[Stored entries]
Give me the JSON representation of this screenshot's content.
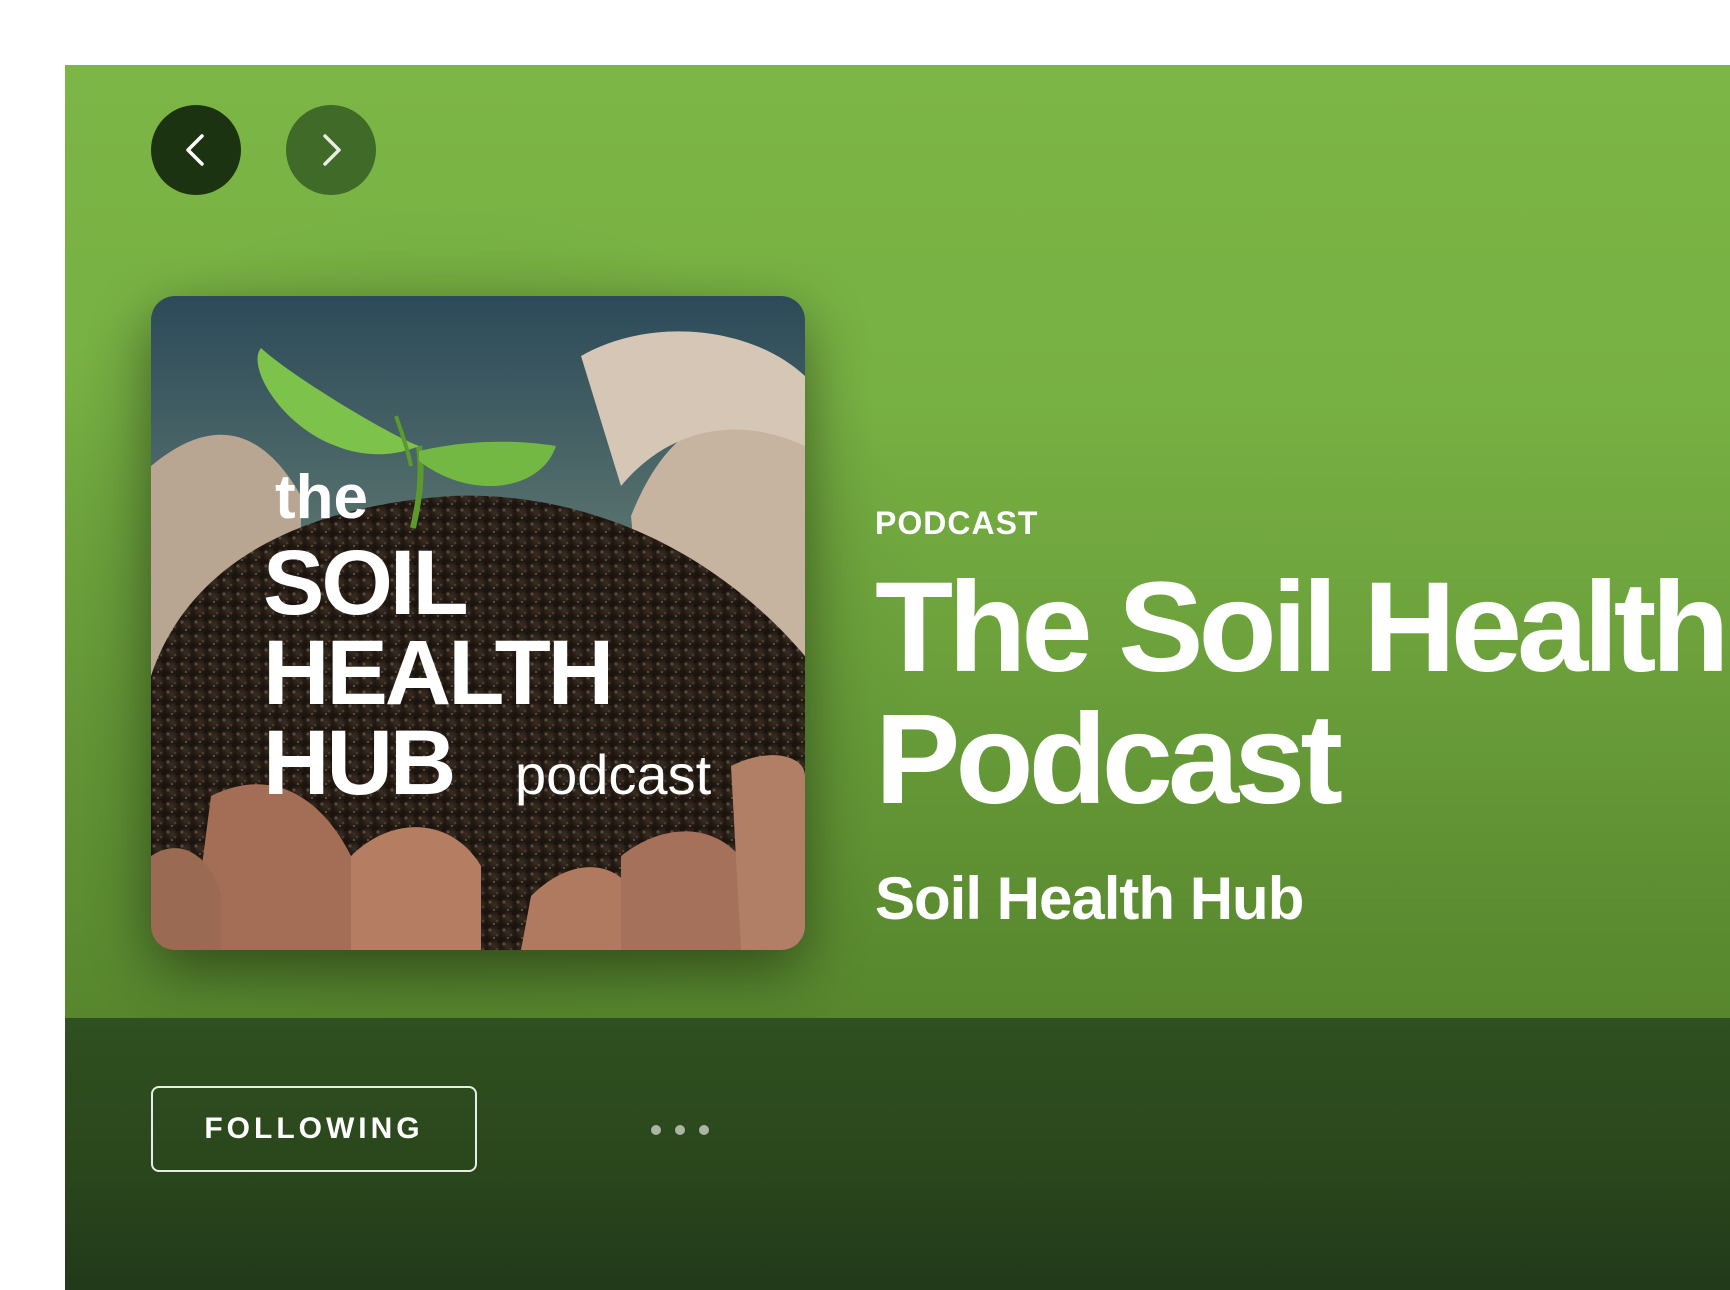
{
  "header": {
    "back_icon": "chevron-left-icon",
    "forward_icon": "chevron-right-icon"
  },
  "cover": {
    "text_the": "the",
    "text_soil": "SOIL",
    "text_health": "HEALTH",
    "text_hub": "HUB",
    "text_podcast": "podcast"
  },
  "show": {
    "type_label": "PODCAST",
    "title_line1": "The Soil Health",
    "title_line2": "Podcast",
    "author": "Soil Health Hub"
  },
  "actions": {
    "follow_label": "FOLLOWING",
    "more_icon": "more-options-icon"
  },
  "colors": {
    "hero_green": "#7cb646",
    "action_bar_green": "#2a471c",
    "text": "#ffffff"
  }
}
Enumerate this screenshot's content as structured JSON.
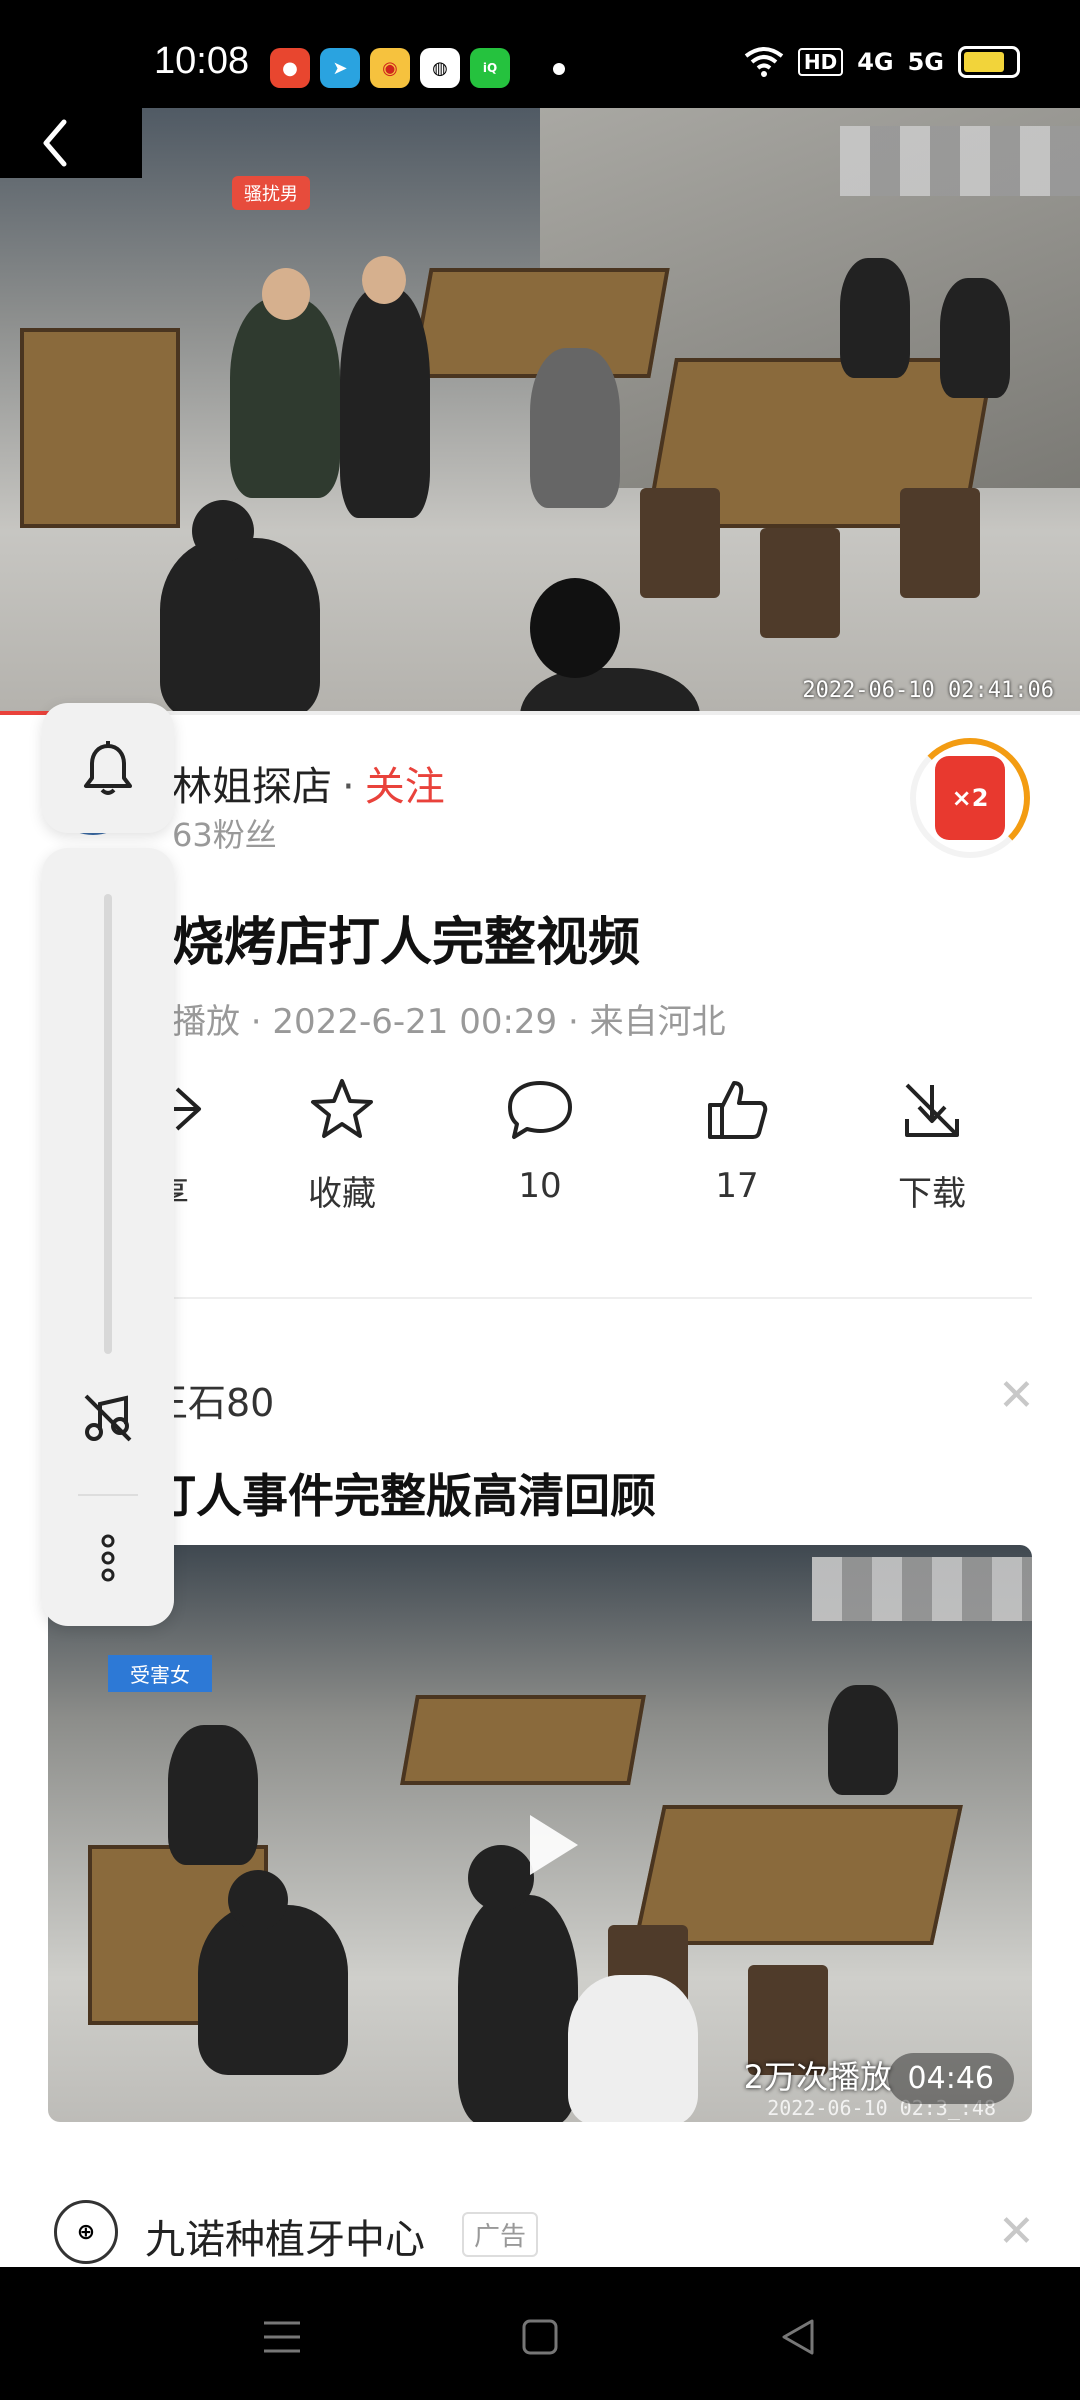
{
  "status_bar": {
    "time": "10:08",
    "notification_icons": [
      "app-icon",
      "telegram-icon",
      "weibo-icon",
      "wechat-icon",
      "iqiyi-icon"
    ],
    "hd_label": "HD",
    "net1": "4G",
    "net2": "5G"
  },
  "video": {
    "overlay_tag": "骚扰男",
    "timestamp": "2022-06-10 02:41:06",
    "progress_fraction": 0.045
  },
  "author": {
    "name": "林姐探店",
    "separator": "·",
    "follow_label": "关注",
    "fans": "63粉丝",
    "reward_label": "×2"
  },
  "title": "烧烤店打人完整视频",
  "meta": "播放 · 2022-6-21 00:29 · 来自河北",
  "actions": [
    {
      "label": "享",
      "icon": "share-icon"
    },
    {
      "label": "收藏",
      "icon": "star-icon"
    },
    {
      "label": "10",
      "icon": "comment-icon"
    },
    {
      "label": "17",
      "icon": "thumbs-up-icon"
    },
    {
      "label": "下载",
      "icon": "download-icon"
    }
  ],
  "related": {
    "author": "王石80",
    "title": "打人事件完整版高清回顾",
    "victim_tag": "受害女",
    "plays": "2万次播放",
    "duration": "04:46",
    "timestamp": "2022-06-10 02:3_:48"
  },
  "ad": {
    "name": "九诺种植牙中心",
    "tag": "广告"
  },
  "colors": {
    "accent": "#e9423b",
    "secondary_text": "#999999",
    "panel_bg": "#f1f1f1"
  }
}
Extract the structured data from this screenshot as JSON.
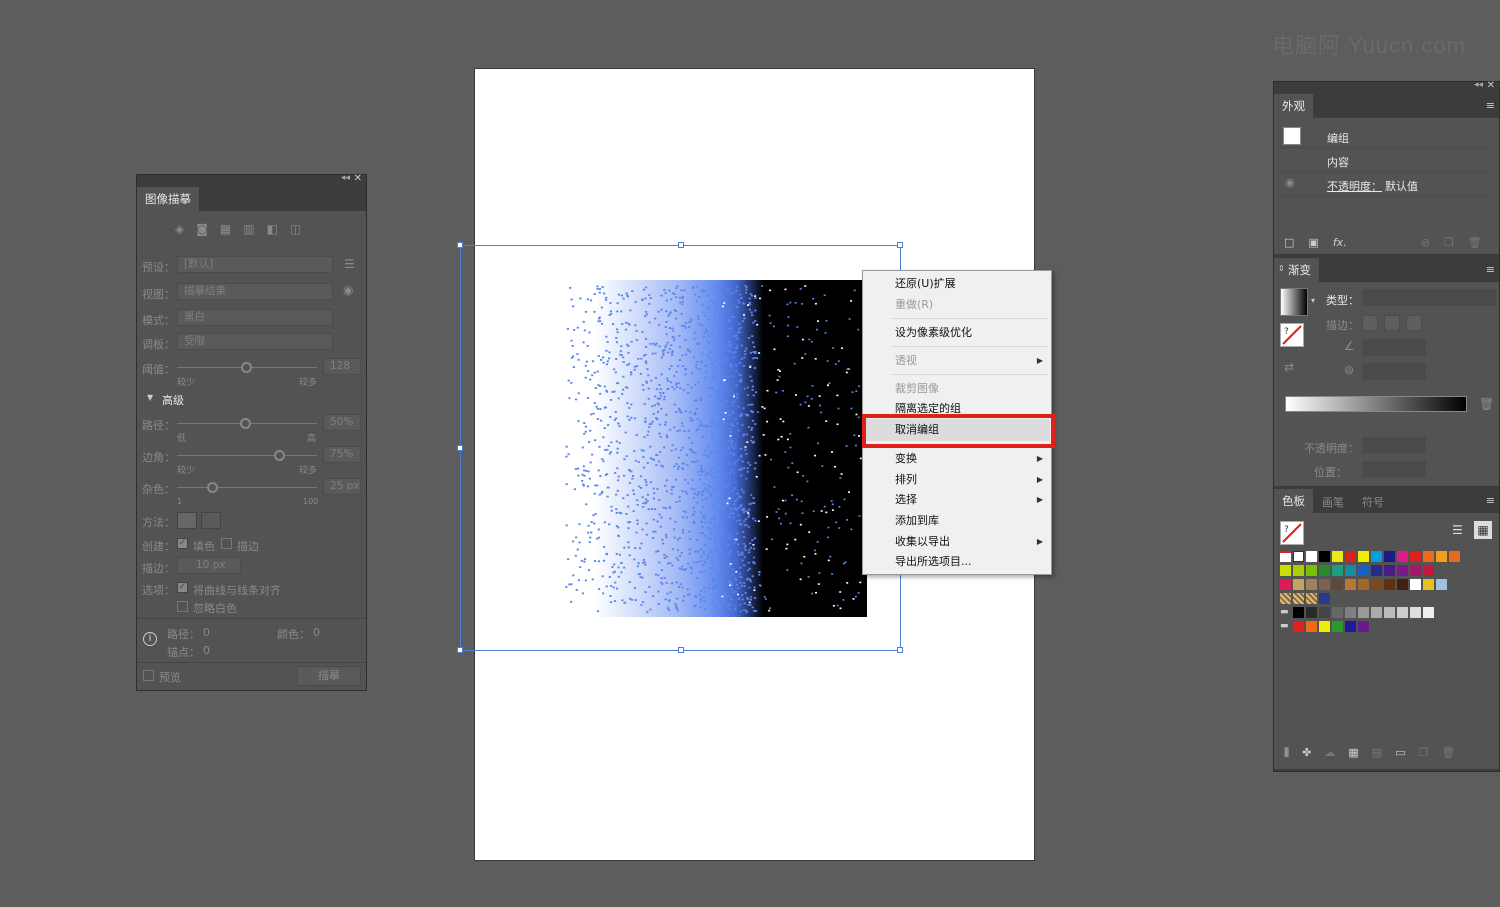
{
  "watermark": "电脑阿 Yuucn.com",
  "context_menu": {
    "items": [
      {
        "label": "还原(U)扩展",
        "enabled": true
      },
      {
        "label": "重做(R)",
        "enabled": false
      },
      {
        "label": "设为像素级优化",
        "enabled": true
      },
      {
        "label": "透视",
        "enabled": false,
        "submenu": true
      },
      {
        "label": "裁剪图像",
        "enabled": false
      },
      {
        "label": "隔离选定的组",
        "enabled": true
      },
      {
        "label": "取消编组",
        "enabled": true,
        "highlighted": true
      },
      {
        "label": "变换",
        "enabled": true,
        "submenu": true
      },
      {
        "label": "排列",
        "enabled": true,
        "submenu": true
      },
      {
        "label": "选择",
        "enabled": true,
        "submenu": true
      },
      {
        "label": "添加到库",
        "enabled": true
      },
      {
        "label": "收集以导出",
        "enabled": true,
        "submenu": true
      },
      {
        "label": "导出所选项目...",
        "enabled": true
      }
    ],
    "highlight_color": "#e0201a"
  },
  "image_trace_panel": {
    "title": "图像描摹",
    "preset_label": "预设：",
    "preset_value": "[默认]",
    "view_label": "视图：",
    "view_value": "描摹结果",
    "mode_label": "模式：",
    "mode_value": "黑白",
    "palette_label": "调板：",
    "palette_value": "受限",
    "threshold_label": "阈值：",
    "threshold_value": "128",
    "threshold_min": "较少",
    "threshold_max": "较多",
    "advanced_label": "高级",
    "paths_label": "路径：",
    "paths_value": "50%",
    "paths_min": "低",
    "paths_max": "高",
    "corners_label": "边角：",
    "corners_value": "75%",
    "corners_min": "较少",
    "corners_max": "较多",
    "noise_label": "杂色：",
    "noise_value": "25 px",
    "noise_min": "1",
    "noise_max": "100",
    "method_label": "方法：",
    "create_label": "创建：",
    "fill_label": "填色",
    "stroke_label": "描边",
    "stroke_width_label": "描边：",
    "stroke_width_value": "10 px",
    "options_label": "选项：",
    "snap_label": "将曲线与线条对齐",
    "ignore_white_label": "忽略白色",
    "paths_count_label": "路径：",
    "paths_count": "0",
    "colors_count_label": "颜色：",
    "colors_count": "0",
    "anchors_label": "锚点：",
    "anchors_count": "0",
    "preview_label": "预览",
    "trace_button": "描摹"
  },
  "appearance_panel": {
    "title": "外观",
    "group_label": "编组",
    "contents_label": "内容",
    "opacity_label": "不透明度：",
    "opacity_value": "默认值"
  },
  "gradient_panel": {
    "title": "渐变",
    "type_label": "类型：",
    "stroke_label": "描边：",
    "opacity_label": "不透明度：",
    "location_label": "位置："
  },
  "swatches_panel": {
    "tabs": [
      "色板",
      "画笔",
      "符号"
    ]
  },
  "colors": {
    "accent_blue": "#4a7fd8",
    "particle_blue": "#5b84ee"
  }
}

> _Exercise_
Transcribe all of the material exactly, leaving out whatever pictures it contains.

> _Task answer_
Give me the JSON representation of this screenshot's content.
{
  "header": {
    "back_icon": "chevron-left-icon",
    "forward_icon": "chevron-right-icon"
  },
  "cover": {
    "text_the": "the",
    "text_soil": "SOIL",
    "text_health": "HEALTH",
    "text_hub": "HUB",
    "text_podcast": "podcast"
  },
  "show": {
    "type_label": "PODCAST",
    "title_line1": "The Soil Health",
    "title_line2": "Podcast",
    "author": "Soil Health Hub"
  },
  "actions": {
    "follow_label": "FOLLOWING",
    "more_icon": "more-options-icon"
  },
  "colors": {
    "hero_green": "#7cb646",
    "action_bar_green": "#2a471c",
    "text": "#ffffff"
  }
}
Enumerate this screenshot's content as structured JSON.
{
  "status_bar": {
    "time": "10:08",
    "notification_icons": [
      "app-icon",
      "telegram-icon",
      "weibo-icon",
      "wechat-icon",
      "iqiyi-icon"
    ],
    "hd_label": "HD",
    "net1": "4G",
    "net2": "5G"
  },
  "video": {
    "overlay_tag": "骚扰男",
    "timestamp": "2022-06-10 02:41:06",
    "progress_fraction": 0.045
  },
  "author": {
    "name": "林姐探店",
    "separator": "·",
    "follow_label": "关注",
    "fans": "63粉丝",
    "reward_label": "×2"
  },
  "title": "烧烤店打人完整视频",
  "meta": "播放 · 2022-6-21 00:29 · 来自河北",
  "actions": [
    {
      "label": "享",
      "icon": "share-icon"
    },
    {
      "label": "收藏",
      "icon": "star-icon"
    },
    {
      "label": "10",
      "icon": "comment-icon"
    },
    {
      "label": "17",
      "icon": "thumbs-up-icon"
    },
    {
      "label": "下载",
      "icon": "download-icon"
    }
  ],
  "related": {
    "author": "王石80",
    "title": "打人事件完整版高清回顾",
    "victim_tag": "受害女",
    "plays": "2万次播放",
    "duration": "04:46",
    "timestamp": "2022-06-10 02:3_:48"
  },
  "ad": {
    "name": "九诺种植牙中心",
    "tag": "广告"
  },
  "colors": {
    "accent": "#e9423b",
    "secondary_text": "#999999",
    "panel_bg": "#f1f1f1"
  }
}
Extract the structured data from this screenshot as JSON.
{
  "watermark": "电脑阿 Yuucn.com",
  "context_menu": {
    "items": [
      {
        "label": "还原(U)扩展",
        "enabled": true
      },
      {
        "label": "重做(R)",
        "enabled": false
      },
      {
        "label": "设为像素级优化",
        "enabled": true
      },
      {
        "label": "透视",
        "enabled": false,
        "submenu": true
      },
      {
        "label": "裁剪图像",
        "enabled": false
      },
      {
        "label": "隔离选定的组",
        "enabled": true
      },
      {
        "label": "取消编组",
        "enabled": true,
        "highlighted": true
      },
      {
        "label": "变换",
        "enabled": true,
        "submenu": true
      },
      {
        "label": "排列",
        "enabled": true,
        "submenu": true
      },
      {
        "label": "选择",
        "enabled": true,
        "submenu": true
      },
      {
        "label": "添加到库",
        "enabled": true
      },
      {
        "label": "收集以导出",
        "enabled": true,
        "submenu": true
      },
      {
        "label": "导出所选项目...",
        "enabled": true
      }
    ],
    "highlight_color": "#e0201a"
  },
  "image_trace_panel": {
    "title": "图像描摹",
    "preset_label": "预设：",
    "preset_value": "[默认]",
    "view_label": "视图：",
    "view_value": "描摹结果",
    "mode_label": "模式：",
    "mode_value": "黑白",
    "palette_label": "调板：",
    "palette_value": "受限",
    "threshold_label": "阈值：",
    "threshold_value": "128",
    "threshold_min": "较少",
    "threshold_max": "较多",
    "advanced_label": "高级",
    "paths_label": "路径：",
    "paths_value": "50%",
    "paths_min": "低",
    "paths_max": "高",
    "corners_label": "边角：",
    "corners_value": "75%",
    "corners_min": "较少",
    "corners_max": "较多",
    "noise_label": "杂色：",
    "noise_value": "25 px",
    "noise_min": "1",
    "noise_max": "100",
    "method_label": "方法：",
    "create_label": "创建：",
    "fill_label": "填色",
    "stroke_label": "描边",
    "stroke_width_label": "描边：",
    "stroke_width_value": "10 px",
    "options_label": "选项：",
    "snap_label": "将曲线与线条对齐",
    "ignore_white_label": "忽略白色",
    "paths_count_label": "路径：",
    "paths_count": "0",
    "colors_count_label": "颜色：",
    "colors_count": "0",
    "anchors_label": "锚点：",
    "anchors_count": "0",
    "preview_label": "预览",
    "trace_button": "描摹"
  },
  "appearance_panel": {
    "title": "外观",
    "group_label": "编组",
    "contents_label": "内容",
    "opacity_label": "不透明度：",
    "opacity_value": "默认值"
  },
  "gradient_panel": {
    "title": "渐变",
    "type_label": "类型：",
    "stroke_label": "描边：",
    "opacity_label": "不透明度：",
    "location_label": "位置："
  },
  "swatches_panel": {
    "tabs": [
      "色板",
      "画笔",
      "符号"
    ]
  },
  "colors": {
    "accent_blue": "#4a7fd8",
    "particle_blue": "#5b84ee"
  }
}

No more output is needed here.